● DESCRIPTION OF THE TASK
Your task is to return all of the entries below exactly, leaving out each picture.

● INPUT MATERIAL
■ ■ ■ ■ ■
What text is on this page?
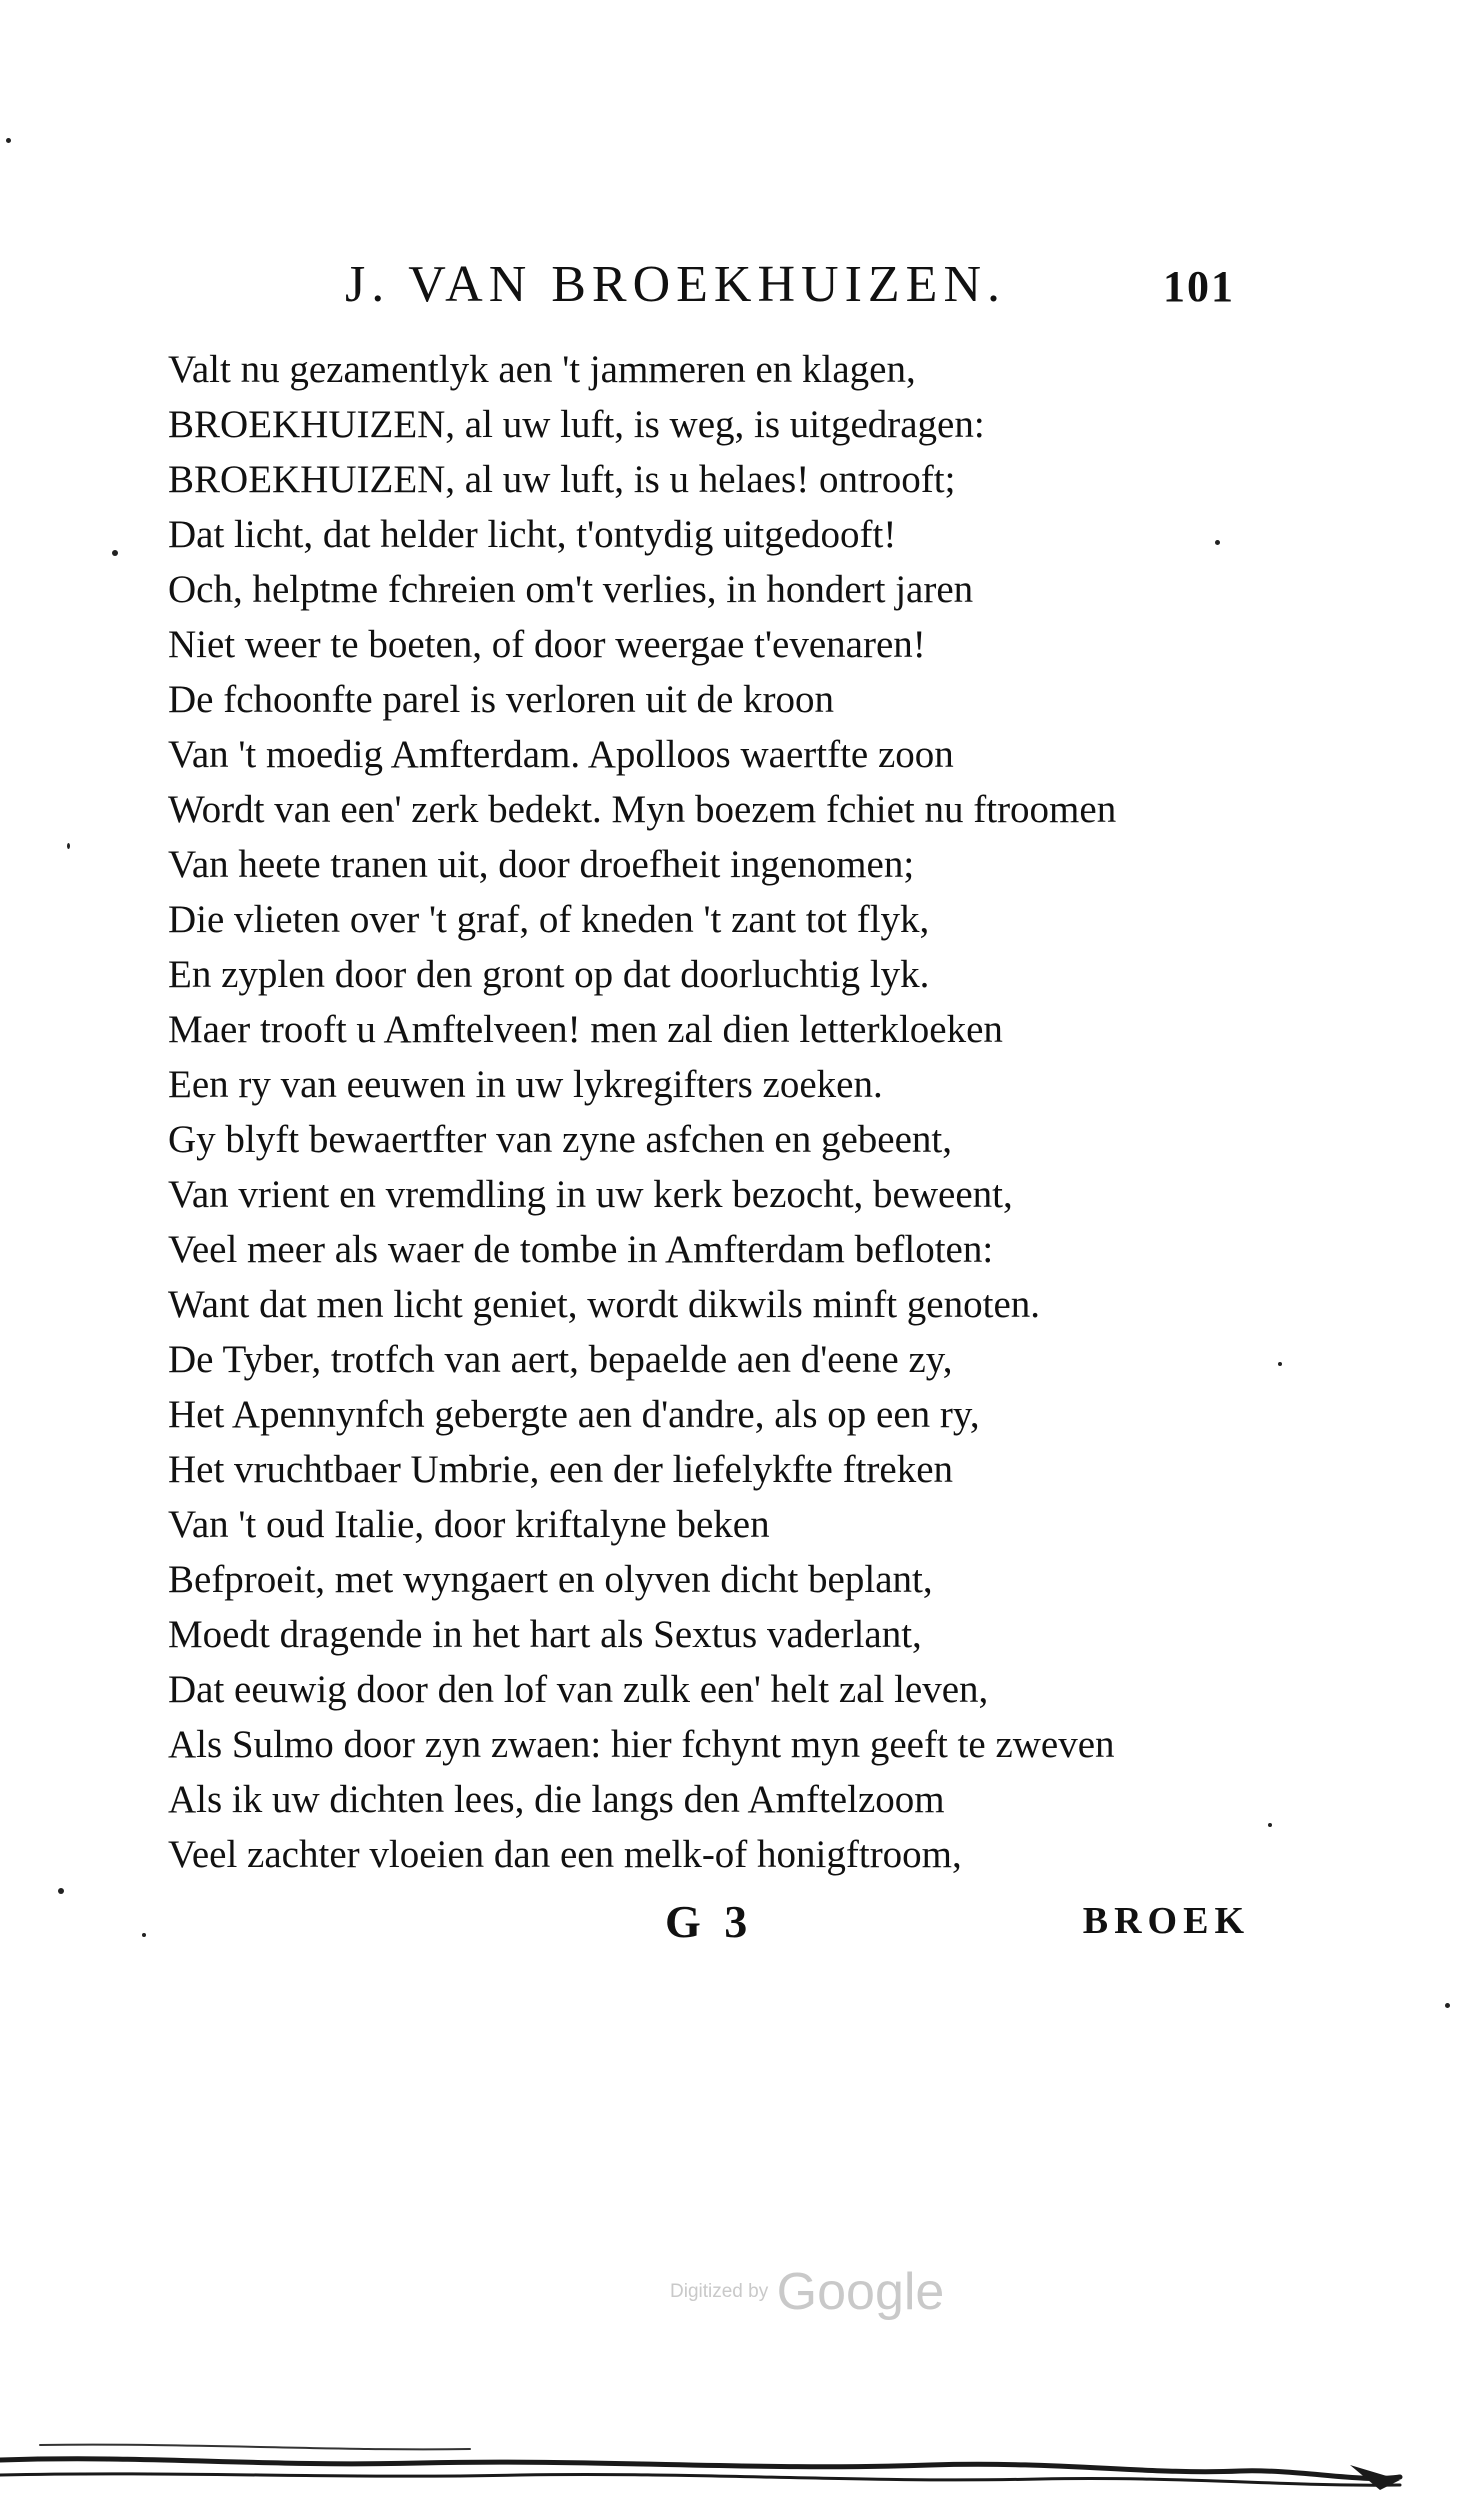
J. VAN BROEKHUIZEN.	101
Valt nu gezamentlyk aen 't jammeren en klagen,
BROEKHUIZEN, al uw luft, is weg, is uitgedragen:
BROEKHUIZEN, al uw luft, is u helaes! ontrooft;
Dat licht, dat helder licht, t'ontydig uitgedooft!
Och, helptme fchreien om't verlies, in hondert jaren
Niet weer te boeten, of door weergae t'evenaren!
De fchoonfte parel is verloren uit de kroon
Van 't moedig Amfterdam. Apolloos waertfte zoon
Wordt van een' zerk bedekt. Myn boezem fchiet nu ftroomen
Van heete tranen uit, door droefheit ingenomen;
Die vlieten over 't graf, of kneden 't zant tot flyk,
En zyplen door den gront op dat doorluchtig lyk.
Maer trooft u Amftelveen! men zal dien letterkloeken
Een ry van eeuwen in uw lykregifters zoeken.
Gy blyft bewaertfter van zyne asfchen en gebeent,
Van vrient en vremdling in uw kerk bezocht, beweent,
Veel meer als waer de tombe in Amfterdam befloten:
Want dat men licht geniet, wordt dikwils minft genoten.
De Tyber, trotfch van aert, bepaelde aen d'eene zy,
Het Apennynfch gebergte aen d'andre, als op een ry,
Het vruchtbaer Umbrie, een der liefelykfte ftreken
Van 't oud Italie, door kriftalyne beken
Befproeit, met wyngaert en olyven dicht beplant,
Moedt dragende in het hart als Sextus vaderlant,
Dat eeuwig door den lof van zulk een' helt zal leven,
Als Sulmo door zyn zwaen: hier fchynt myn geeft te zweven
Als ik uw dichten lees, die langs den Amftelzoom
Veel zachter vloeien dan een melk-of honigftroom,
G 3	BROEK
Digitized by Google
■ ■ ■ ■ ■
● EXERCISE ANSWER
What text is on this page?
J. VAN BROEKHUIZEN.	101
Valt nu gezamentlyk aen 't jammeren en klagen,
BROEKHUIZEN, al uw luft, is weg, is uitgedragen:
BROEKHUIZEN, al uw luft, is u helaes! ontrooft;
Dat licht, dat helder licht, t'ontydig uitgedooft!
Och, helptme fchreien om't verlies, in hondert jaren
Niet weer te boeten, of door weergae t'evenaren!
De fchoonfte parel is verloren uit de kroon
Van 't moedig Amfterdam. Apolloos waertfte zoon
Wordt van een' zerk bedekt. Myn boezem fchiet nu ftroomen
Van heete tranen uit, door droefheit ingenomen;
Die vlieten over 't graf, of kneden 't zant tot flyk,
En zyplen door den gront op dat doorluchtig lyk.
Maer trooft u Amftelveen! men zal dien letterkloeken
Een ry van eeuwen in uw lykregifters zoeken.
Gy blyft bewaertfter van zyne asfchen en gebeent,
Van vrient en vremdling in uw kerk bezocht, beweent,
Veel meer als waer de tombe in Amfterdam befloten:
Want dat men licht geniet, wordt dikwils minft genoten.
De Tyber, trotfch van aert, bepaelde aen d'eene zy,
Het Apennynfch gebergte aen d'andre, als op een ry,
Het vruchtbaer Umbrie, een der liefelykfte ftreken
Van 't oud Italie, door kriftalyne beken
Befproeit, met wyngaert en olyven dicht beplant,
Moedt dragende in het hart als Sextus vaderlant,
Dat eeuwig door den lof van zulk een' helt zal leven,
Als Sulmo door zyn zwaen: hier fchynt myn geeft te zweven
Als ik uw dichten lees, die langs den Amftelzoom
Veel zachter vloeien dan een melk-of honigftroom,
G 3	BROEK
Digitized by Google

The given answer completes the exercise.